Retype every entry word for word.

- Input records:
--- begin ---
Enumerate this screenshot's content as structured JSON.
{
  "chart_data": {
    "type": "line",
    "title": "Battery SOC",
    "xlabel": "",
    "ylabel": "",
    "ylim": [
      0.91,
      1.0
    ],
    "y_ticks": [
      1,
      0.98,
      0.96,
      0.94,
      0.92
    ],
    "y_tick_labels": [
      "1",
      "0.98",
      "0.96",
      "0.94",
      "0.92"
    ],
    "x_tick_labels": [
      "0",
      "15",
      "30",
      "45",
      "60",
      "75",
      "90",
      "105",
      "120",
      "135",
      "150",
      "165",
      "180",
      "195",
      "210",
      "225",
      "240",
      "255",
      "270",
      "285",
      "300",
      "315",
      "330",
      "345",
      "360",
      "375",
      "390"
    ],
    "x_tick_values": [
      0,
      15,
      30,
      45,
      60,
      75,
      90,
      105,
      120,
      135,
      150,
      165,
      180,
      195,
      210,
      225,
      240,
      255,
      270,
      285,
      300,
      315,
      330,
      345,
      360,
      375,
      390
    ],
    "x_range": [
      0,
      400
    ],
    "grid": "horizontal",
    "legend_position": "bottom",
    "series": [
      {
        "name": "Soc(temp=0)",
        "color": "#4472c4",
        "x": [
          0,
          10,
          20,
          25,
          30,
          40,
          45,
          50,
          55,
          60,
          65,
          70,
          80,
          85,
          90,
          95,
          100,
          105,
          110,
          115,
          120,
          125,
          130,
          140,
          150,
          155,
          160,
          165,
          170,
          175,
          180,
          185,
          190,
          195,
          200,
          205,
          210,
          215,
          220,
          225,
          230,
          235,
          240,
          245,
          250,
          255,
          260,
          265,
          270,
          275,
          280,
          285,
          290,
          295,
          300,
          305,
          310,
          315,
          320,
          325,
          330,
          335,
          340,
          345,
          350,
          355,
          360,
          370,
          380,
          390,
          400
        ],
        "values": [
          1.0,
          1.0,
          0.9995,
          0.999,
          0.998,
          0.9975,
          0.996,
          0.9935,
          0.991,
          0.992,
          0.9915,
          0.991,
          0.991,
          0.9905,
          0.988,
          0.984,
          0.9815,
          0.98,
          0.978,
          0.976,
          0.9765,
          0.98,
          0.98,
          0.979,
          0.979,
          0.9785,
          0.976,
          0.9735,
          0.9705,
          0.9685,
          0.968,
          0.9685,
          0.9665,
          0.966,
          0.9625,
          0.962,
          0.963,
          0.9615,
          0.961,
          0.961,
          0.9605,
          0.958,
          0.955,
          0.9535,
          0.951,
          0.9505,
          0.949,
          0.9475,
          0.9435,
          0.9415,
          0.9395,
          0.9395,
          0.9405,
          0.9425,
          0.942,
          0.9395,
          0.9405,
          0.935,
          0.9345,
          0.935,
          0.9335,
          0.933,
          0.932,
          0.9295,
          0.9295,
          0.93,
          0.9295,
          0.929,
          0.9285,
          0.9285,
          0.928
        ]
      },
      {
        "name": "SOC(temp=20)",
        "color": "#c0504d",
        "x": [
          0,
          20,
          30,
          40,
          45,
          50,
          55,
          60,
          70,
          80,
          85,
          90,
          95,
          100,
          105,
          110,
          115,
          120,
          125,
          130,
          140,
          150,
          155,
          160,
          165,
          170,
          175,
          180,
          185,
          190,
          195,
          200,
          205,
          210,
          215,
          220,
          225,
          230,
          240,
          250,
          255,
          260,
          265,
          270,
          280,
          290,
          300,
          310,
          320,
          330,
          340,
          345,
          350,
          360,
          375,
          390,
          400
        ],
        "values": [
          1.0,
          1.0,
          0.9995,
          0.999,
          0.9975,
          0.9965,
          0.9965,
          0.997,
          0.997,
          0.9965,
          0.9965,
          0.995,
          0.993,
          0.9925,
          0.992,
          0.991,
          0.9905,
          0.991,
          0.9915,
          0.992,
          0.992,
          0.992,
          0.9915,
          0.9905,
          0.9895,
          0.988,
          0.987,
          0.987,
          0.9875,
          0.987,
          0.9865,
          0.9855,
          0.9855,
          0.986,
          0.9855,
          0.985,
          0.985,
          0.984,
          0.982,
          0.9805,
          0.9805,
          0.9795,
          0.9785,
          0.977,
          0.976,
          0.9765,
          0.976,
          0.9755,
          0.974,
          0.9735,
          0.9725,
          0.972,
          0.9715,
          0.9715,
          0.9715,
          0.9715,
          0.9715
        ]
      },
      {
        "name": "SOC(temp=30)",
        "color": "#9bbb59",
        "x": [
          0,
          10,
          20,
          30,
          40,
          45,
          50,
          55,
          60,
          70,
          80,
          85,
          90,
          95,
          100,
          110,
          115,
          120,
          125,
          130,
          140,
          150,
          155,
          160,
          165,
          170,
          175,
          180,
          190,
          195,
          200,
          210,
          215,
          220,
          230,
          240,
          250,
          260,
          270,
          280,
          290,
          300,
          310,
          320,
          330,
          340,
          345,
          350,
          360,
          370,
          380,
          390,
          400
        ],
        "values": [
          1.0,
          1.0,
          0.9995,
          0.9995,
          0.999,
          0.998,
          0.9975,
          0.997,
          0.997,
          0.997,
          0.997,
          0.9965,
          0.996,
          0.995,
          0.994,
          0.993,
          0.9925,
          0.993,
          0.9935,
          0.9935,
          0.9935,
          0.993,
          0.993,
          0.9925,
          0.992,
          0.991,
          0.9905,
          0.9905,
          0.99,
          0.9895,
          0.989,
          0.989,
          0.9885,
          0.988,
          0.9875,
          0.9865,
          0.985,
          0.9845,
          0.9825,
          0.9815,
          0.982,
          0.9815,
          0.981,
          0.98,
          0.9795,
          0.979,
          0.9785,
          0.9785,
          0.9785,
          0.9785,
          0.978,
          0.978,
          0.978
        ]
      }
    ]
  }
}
--- end ---
- Output of the exercise:
Enumerate this screenshot's content as structured JSON.
{
  "chart_data": {
    "type": "line",
    "title": "Battery SOC",
    "xlabel": "",
    "ylabel": "",
    "ylim": [
      0.91,
      1.0
    ],
    "y_ticks": [
      1,
      0.98,
      0.96,
      0.94,
      0.92
    ],
    "y_tick_labels": [
      "1",
      "0.98",
      "0.96",
      "0.94",
      "0.92"
    ],
    "x_tick_labels": [
      "0",
      "15",
      "30",
      "45",
      "60",
      "75",
      "90",
      "105",
      "120",
      "135",
      "150",
      "165",
      "180",
      "195",
      "210",
      "225",
      "240",
      "255",
      "270",
      "285",
      "300",
      "315",
      "330",
      "345",
      "360",
      "375",
      "390"
    ],
    "x_tick_values": [
      0,
      15,
      30,
      45,
      60,
      75,
      90,
      105,
      120,
      135,
      150,
      165,
      180,
      195,
      210,
      225,
      240,
      255,
      270,
      285,
      300,
      315,
      330,
      345,
      360,
      375,
      390
    ],
    "x_range": [
      0,
      400
    ],
    "grid": "horizontal",
    "legend_position": "bottom",
    "series": [
      {
        "name": "Soc(temp=0)",
        "color": "#4472c4",
        "x": [
          0,
          10,
          20,
          25,
          30,
          40,
          45,
          50,
          55,
          60,
          65,
          70,
          80,
          85,
          90,
          95,
          100,
          105,
          110,
          115,
          120,
          125,
          130,
          140,
          150,
          155,
          160,
          165,
          170,
          175,
          180,
          185,
          190,
          195,
          200,
          205,
          210,
          215,
          220,
          225,
          230,
          235,
          240,
          245,
          250,
          255,
          260,
          265,
          270,
          275,
          280,
          285,
          290,
          295,
          300,
          305,
          310,
          315,
          320,
          325,
          330,
          335,
          340,
          345,
          350,
          355,
          360,
          370,
          380,
          390,
          400
        ],
        "values": [
          1.0,
          1.0,
          0.9995,
          0.999,
          0.998,
          0.9975,
          0.996,
          0.9935,
          0.991,
          0.992,
          0.9915,
          0.991,
          0.991,
          0.9905,
          0.988,
          0.984,
          0.9815,
          0.98,
          0.978,
          0.976,
          0.9765,
          0.98,
          0.98,
          0.979,
          0.979,
          0.9785,
          0.976,
          0.9735,
          0.9705,
          0.9685,
          0.968,
          0.9685,
          0.9665,
          0.966,
          0.9625,
          0.962,
          0.963,
          0.9615,
          0.961,
          0.961,
          0.9605,
          0.958,
          0.955,
          0.9535,
          0.951,
          0.9505,
          0.949,
          0.9475,
          0.9435,
          0.9415,
          0.9395,
          0.9395,
          0.9405,
          0.9425,
          0.942,
          0.9395,
          0.9405,
          0.935,
          0.9345,
          0.935,
          0.9335,
          0.933,
          0.932,
          0.9295,
          0.9295,
          0.93,
          0.9295,
          0.929,
          0.9285,
          0.9285,
          0.928
        ]
      },
      {
        "name": "SOC(temp=20)",
        "color": "#c0504d",
        "x": [
          0,
          20,
          30,
          40,
          45,
          50,
          55,
          60,
          70,
          80,
          85,
          90,
          95,
          100,
          105,
          110,
          115,
          120,
          125,
          130,
          140,
          150,
          155,
          160,
          165,
          170,
          175,
          180,
          185,
          190,
          195,
          200,
          205,
          210,
          215,
          220,
          225,
          230,
          240,
          250,
          255,
          260,
          265,
          270,
          280,
          290,
          300,
          310,
          320,
          330,
          340,
          345,
          350,
          360,
          375,
          390,
          400
        ],
        "values": [
          1.0,
          1.0,
          0.9995,
          0.999,
          0.9975,
          0.9965,
          0.9965,
          0.997,
          0.997,
          0.9965,
          0.9965,
          0.995,
          0.993,
          0.9925,
          0.992,
          0.991,
          0.9905,
          0.991,
          0.9915,
          0.992,
          0.992,
          0.992,
          0.9915,
          0.9905,
          0.9895,
          0.988,
          0.987,
          0.987,
          0.9875,
          0.987,
          0.9865,
          0.9855,
          0.9855,
          0.986,
          0.9855,
          0.985,
          0.985,
          0.984,
          0.982,
          0.9805,
          0.9805,
          0.9795,
          0.9785,
          0.977,
          0.976,
          0.9765,
          0.976,
          0.9755,
          0.974,
          0.9735,
          0.9725,
          0.972,
          0.9715,
          0.9715,
          0.9715,
          0.9715,
          0.9715
        ]
      },
      {
        "name": "SOC(temp=30)",
        "color": "#9bbb59",
        "x": [
          0,
          10,
          20,
          30,
          40,
          45,
          50,
          55,
          60,
          70,
          80,
          85,
          90,
          95,
          100,
          110,
          115,
          120,
          125,
          130,
          140,
          150,
          155,
          160,
          165,
          170,
          175,
          180,
          190,
          195,
          200,
          210,
          215,
          220,
          230,
          240,
          250,
          260,
          270,
          280,
          290,
          300,
          310,
          320,
          330,
          340,
          345,
          350,
          360,
          370,
          380,
          390,
          400
        ],
        "values": [
          1.0,
          1.0,
          0.9995,
          0.9995,
          0.999,
          0.998,
          0.9975,
          0.997,
          0.997,
          0.997,
          0.997,
          0.9965,
          0.996,
          0.995,
          0.994,
          0.993,
          0.9925,
          0.993,
          0.9935,
          0.9935,
          0.9935,
          0.993,
          0.993,
          0.9925,
          0.992,
          0.991,
          0.9905,
          0.9905,
          0.99,
          0.9895,
          0.989,
          0.989,
          0.9885,
          0.988,
          0.9875,
          0.9865,
          0.985,
          0.9845,
          0.9825,
          0.9815,
          0.982,
          0.9815,
          0.981,
          0.98,
          0.9795,
          0.979,
          0.9785,
          0.9785,
          0.9785,
          0.9785,
          0.978,
          0.978,
          0.978
        ]
      }
    ]
  }
}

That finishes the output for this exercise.